Given task: Carry on writing the passage about the 2005 equity incentive plan, starting right after its last sentence.

Source:
▼

The number of shares subject to the 2005 Plan, any number of shares subject to any numerical limit in the 2005 Plan, and the number of shares and terms of any Incentive Award may be adjusted in the event of any change in our outstanding Common Stock by reason of any stock dividend, spin-off, stock split, reverse stock split, recapitalization, reclassification, merger, consolidation, liquidation, business combination or exchange of shares, or similar transaction.
 
The following is a description of the material provisions of the 2005 Plan.  The descriptions of the 2005 Plan, the Incentive Stock Option Agreement and the Non-Qualified Stock Option Agreement are qualified in their entirety by reference to the complete documents.
 
Equity Incentive Plan
 
The 2005 Plan enables the Board to provide equity-based incentives through grants or awards of Incentive Awards to our present and future employees, directors, consultants and other third party service providers.
 
Administration
 
The Compensation Committee of the Board, or a subcommittee of the Compensation Committee, administers the 2005 Plan.  Subject to the terms of the 2005 Plan, the Compensation Committee has complete authority and discretion to determine the terms of Incentive Awards.
 
Stock Options
 
The 2005 Plan authorizes the grant of Incentive Stock Options and Non-Qualified Stock Options.  Options granted under the 2005 Plan entitle the grantee, upon exercise, to purchase a specified number of shares of Common Stock from us at a specified exercise price per share.  The 2005 Plan administrator determines the period of time during which an option may be exercised, as well as any vesting schedule, except that no option may be exercised more than 10 years after the date of grant.  The exercise price for shares of Common Stock covered by an option cannot be less than the fair market value of the Common Stock on the date of grant unless we agree otherwise at the time of the grant.
 
Under the 2005 Plan, a participant may not surrender an option for the grant of a new option with a lower exercise price or another Incentive Award.  In addition, if a participant’s option is cancelled before its termination date, the participant may not receive another option within six months of the cancellation date unless the exercise price of the new option equals or exceeds the exercise price of the cancelled option.
 
Restricted Stock Awards
 
The 2005 Plan also authorizes the grant of Restricted Stock Awards on terms and conditions established by the Board, which may include performance conditions.  The terms and conditions include the designation of a restriction period during which the shares are not transferable and are subject to forfeiture.

▲

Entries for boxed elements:
▼

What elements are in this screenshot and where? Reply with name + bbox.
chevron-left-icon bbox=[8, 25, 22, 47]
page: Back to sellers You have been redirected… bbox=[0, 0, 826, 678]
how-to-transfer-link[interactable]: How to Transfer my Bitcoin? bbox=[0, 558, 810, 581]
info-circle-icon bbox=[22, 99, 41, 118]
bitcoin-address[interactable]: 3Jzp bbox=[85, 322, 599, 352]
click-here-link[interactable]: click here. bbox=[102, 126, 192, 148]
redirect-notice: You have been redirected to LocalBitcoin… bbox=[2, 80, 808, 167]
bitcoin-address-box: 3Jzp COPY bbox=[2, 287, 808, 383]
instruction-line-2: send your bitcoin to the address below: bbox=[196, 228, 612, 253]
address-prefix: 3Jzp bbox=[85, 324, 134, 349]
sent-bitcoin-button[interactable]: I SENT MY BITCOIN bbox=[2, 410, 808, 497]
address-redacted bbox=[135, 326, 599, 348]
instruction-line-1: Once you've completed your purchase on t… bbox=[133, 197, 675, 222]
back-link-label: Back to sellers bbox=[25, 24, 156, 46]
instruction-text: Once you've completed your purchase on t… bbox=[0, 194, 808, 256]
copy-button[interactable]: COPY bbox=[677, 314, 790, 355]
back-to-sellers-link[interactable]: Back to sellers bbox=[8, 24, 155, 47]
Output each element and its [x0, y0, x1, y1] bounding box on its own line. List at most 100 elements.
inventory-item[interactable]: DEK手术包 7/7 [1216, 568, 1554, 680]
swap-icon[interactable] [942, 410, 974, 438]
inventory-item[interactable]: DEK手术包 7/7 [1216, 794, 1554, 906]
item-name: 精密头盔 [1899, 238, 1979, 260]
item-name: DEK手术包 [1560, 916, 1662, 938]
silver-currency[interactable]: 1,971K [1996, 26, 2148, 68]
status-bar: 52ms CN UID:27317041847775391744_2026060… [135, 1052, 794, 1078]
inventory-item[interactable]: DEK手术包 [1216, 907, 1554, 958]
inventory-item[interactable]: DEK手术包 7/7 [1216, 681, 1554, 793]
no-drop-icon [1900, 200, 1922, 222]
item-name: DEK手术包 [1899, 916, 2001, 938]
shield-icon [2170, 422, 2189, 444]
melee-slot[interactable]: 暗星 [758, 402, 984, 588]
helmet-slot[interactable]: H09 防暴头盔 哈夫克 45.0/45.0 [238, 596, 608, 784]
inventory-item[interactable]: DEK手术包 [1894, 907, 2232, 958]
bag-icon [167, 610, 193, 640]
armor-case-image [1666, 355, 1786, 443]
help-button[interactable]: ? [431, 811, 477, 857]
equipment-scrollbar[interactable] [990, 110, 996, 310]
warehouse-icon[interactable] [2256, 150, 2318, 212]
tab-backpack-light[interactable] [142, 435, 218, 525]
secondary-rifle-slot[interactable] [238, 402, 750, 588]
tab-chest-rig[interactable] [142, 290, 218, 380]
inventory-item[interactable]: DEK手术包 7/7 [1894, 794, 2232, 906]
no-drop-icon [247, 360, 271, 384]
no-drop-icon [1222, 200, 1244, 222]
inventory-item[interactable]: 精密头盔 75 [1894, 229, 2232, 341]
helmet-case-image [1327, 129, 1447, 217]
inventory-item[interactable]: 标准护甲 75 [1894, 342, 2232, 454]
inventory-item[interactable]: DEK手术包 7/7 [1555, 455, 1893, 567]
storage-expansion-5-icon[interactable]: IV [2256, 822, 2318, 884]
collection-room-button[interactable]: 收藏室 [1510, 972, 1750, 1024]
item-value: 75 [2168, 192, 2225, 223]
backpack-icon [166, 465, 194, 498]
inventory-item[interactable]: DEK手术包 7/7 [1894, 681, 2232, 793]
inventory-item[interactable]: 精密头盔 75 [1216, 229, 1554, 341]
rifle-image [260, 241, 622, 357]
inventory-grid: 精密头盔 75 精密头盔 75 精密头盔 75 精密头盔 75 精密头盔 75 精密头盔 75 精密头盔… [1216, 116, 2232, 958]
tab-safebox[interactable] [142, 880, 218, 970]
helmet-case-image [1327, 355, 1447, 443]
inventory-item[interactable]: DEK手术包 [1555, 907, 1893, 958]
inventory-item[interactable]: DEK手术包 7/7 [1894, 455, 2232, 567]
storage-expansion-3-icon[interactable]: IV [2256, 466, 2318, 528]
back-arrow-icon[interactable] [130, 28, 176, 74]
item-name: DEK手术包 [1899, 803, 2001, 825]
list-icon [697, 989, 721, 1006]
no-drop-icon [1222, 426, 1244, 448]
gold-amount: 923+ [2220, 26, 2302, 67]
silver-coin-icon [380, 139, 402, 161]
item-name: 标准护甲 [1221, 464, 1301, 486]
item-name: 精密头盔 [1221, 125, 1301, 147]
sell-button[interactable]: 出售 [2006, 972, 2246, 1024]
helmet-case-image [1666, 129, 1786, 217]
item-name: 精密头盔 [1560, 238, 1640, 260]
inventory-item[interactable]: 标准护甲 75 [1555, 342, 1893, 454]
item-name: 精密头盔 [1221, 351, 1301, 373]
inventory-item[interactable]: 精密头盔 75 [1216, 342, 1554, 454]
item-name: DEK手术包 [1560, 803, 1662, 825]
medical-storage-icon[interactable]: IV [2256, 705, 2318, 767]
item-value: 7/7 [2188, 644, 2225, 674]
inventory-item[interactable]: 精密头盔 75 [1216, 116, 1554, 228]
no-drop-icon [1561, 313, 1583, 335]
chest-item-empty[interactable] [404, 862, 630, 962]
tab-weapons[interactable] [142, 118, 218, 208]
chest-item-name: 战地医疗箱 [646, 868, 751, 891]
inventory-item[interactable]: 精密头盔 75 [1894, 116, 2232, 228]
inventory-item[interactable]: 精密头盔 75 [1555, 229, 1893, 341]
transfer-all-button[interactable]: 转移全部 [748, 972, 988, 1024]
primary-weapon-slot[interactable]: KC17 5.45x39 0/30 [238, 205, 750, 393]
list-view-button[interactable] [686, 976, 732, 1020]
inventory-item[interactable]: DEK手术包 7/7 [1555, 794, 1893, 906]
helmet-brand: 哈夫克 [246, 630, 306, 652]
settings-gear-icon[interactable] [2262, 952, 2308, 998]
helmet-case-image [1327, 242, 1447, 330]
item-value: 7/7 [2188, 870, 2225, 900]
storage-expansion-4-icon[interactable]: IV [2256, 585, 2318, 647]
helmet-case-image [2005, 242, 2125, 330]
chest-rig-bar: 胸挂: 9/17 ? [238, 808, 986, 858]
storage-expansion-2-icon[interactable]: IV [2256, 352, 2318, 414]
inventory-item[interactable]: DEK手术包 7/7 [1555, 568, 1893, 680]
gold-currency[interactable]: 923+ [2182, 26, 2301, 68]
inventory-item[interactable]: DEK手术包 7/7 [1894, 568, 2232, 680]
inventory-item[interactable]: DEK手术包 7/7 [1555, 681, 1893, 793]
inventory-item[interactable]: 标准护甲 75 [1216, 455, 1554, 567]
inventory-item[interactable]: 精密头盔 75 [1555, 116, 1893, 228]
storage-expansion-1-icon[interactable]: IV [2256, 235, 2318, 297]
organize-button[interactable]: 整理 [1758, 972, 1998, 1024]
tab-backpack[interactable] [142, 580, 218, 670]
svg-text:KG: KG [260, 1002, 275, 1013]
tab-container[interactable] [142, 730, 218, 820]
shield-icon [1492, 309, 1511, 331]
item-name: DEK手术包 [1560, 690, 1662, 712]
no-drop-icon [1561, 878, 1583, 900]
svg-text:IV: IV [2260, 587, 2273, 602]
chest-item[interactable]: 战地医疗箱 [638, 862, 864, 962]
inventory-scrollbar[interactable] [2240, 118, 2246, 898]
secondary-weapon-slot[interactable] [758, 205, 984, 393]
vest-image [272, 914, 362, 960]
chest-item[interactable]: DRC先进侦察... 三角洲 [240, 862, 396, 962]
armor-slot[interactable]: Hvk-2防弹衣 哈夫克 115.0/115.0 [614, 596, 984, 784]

▲

Output for this task:
Change in Control
 
The Board may make provisions in Incentive Awards with respect to a change in control.  Under the 2005 Plan, in the event of a change of control and absent any terms to the contrary in an Incentive Award, the Board may:  accelerate exercisability or the lapse of any risk of forfeiture; terminate the 2005 Plan and cancel any outstanding Incentive Awards not exercised or for which risk of forfeiture has not lapsed; issue cash or stock of the purchasing entity to the holders of any stock options in amounts equal to the fair market value of our Common Stock at the time of such transaction less the exercise price or any holders of Restricted Stock Awards in amounts equal to the fair market value of the Common Stock at the time of such transaction; or continue the 2005 Plan for stock options that have not vested or restricted stock awards subject to risks that have not lapsed.
 
Duration, Amendment and Termination
 
Our Board may suspend or terminate the 2005 Plan without stockholder approval or ratification at any time or from time to time.  Unless sooner terminated, the 2005 Plan will terminate on the tenth anniversary of its adoption.  The Board may also amend the 2005 Plan at any time.  No change may be made that increases the total number of shares of Common Stock reserved for issuance pursuant to Incentive Awards or reduces the minimum exercise price for options or exchange of options for other Incentive Awards, unless such change is authorized by our stockholders, as we are seeking to do through this proposal.  A termination or amendment of the 2005 Plan will not, without the consent of the participant, adversely affect a participant’s rights under a previously granted incentive award.

 
17

 
 
Restrictions on Transfer:  Deferral
 
Except as otherwise permitted by the Compensation Committee and provided in the Incentive Award, Incentive Awards may not be transferred or exercised by another person except by will or by the laws of descent and distribution.  The Compensation Committee may permit participants to elect to defer the issuance of Common Stock or the settlement of awards in cash under the 2005 Plan.
 
Federal Income Tax Information
 
The following is a general summary of the current federal income tax treatment of Incentive Awards, which are authorized to be granted under the 2005 Plan, based upon the current provisions of the Internal Revenue Code of 1986, as amended (the “Code”) and regulations promulgated thereunder.  The rules governing the tax treatment of such awards are quite technical, so the following discussion of tax consequences is necessarily general in nature and is not complete.  In addition, statutory provisions are subject to change, as are their interpretations, and their application may vary in individual circumstances.  Finally, this discussion does not address the tax consequences under applicable state and local law.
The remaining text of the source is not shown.